--- Start of Exercise input ---

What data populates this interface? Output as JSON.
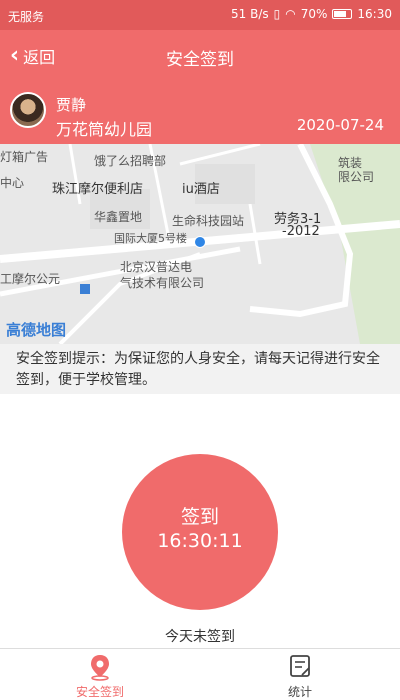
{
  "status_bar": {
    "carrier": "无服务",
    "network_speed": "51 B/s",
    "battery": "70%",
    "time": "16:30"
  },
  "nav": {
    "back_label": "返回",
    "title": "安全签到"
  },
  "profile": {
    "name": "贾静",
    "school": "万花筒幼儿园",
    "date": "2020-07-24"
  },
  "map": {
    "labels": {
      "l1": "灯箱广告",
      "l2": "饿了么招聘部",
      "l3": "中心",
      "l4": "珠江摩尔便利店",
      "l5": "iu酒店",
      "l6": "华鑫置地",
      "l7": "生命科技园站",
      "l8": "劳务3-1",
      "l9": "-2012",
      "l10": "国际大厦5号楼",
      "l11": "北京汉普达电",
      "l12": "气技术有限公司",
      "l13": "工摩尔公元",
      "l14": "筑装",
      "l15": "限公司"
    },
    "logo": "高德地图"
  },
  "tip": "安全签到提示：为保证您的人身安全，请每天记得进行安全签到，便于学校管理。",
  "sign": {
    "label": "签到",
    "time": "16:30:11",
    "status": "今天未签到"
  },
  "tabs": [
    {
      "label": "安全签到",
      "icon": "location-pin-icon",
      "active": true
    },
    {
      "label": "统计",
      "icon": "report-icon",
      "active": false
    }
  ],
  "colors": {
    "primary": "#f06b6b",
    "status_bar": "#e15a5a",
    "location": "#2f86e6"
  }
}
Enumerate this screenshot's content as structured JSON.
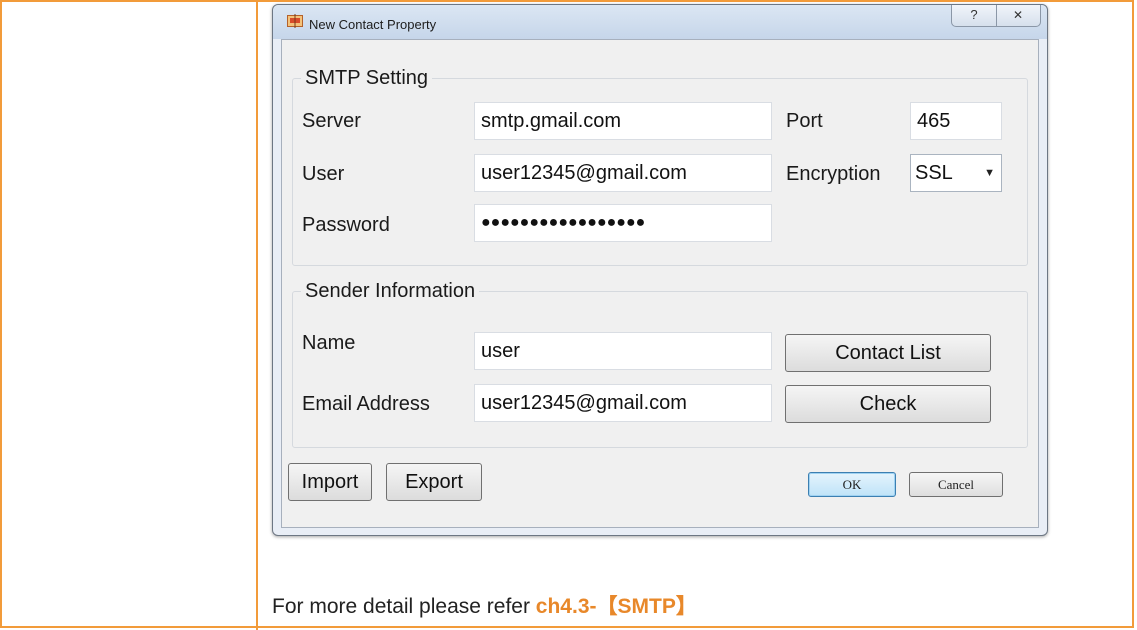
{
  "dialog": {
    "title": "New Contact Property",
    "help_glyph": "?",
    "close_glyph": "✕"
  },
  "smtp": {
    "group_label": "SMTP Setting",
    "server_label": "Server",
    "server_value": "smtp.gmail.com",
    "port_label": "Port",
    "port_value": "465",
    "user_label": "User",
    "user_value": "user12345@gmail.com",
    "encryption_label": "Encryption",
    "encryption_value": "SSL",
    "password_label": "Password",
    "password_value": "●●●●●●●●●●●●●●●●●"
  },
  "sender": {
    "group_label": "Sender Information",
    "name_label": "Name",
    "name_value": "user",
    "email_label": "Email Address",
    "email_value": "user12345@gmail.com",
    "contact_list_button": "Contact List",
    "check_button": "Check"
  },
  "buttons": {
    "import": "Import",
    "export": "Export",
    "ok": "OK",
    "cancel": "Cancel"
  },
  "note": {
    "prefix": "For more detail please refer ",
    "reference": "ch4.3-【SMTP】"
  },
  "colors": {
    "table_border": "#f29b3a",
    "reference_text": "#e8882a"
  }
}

--- End of Exercise input ---

| Task instructions |
Transcribe the material exactly, and leave out whatever pictures it holds.

| Correct result |
What data populates this interface? Output as JSON.
{
  "status_bar": {
    "carrier": "无服务",
    "network_speed": "51 B/s",
    "battery": "70%",
    "time": "16:30"
  },
  "nav": {
    "back_label": "返回",
    "title": "安全签到"
  },
  "profile": {
    "name": "贾静",
    "school": "万花筒幼儿园",
    "date": "2020-07-24"
  },
  "map": {
    "labels": {
      "l1": "灯箱广告",
      "l2": "饿了么招聘部",
      "l3": "中心",
      "l4": "珠江摩尔便利店",
      "l5": "iu酒店",
      "l6": "华鑫置地",
      "l7": "生命科技园站",
      "l8": "劳务3-1",
      "l9": "-2012",
      "l10": "国际大厦5号楼",
      "l11": "北京汉普达电",
      "l12": "气技术有限公司",
      "l13": "工摩尔公元",
      "l14": "筑装",
      "l15": "限公司"
    },
    "logo": "高德地图"
  },
  "tip": "安全签到提示：为保证您的人身安全，请每天记得进行安全签到，便于学校管理。",
  "sign": {
    "label": "签到",
    "time": "16:30:11",
    "status": "今天未签到"
  },
  "tabs": [
    {
      "label": "安全签到",
      "icon": "location-pin-icon",
      "active": true
    },
    {
      "label": "统计",
      "icon": "report-icon",
      "active": false
    }
  ],
  "colors": {
    "primary": "#f06b6b",
    "status_bar": "#e15a5a",
    "location": "#2f86e6"
  }
}
Enumerate this screenshot's content as structured JSON.
{
  "dialog": {
    "title": "New Contact Property",
    "help_glyph": "?",
    "close_glyph": "✕"
  },
  "smtp": {
    "group_label": "SMTP Setting",
    "server_label": "Server",
    "server_value": "smtp.gmail.com",
    "port_label": "Port",
    "port_value": "465",
    "user_label": "User",
    "user_value": "user12345@gmail.com",
    "encryption_label": "Encryption",
    "encryption_value": "SSL",
    "password_label": "Password",
    "password_value": "●●●●●●●●●●●●●●●●●"
  },
  "sender": {
    "group_label": "Sender Information",
    "name_label": "Name",
    "name_value": "user",
    "email_label": "Email Address",
    "email_value": "user12345@gmail.com",
    "contact_list_button": "Contact List",
    "check_button": "Check"
  },
  "buttons": {
    "import": "Import",
    "export": "Export",
    "ok": "OK",
    "cancel": "Cancel"
  },
  "note": {
    "prefix": "For more detail please refer ",
    "reference": "ch4.3-【SMTP】"
  },
  "colors": {
    "table_border": "#f29b3a",
    "reference_text": "#e8882a"
  }
}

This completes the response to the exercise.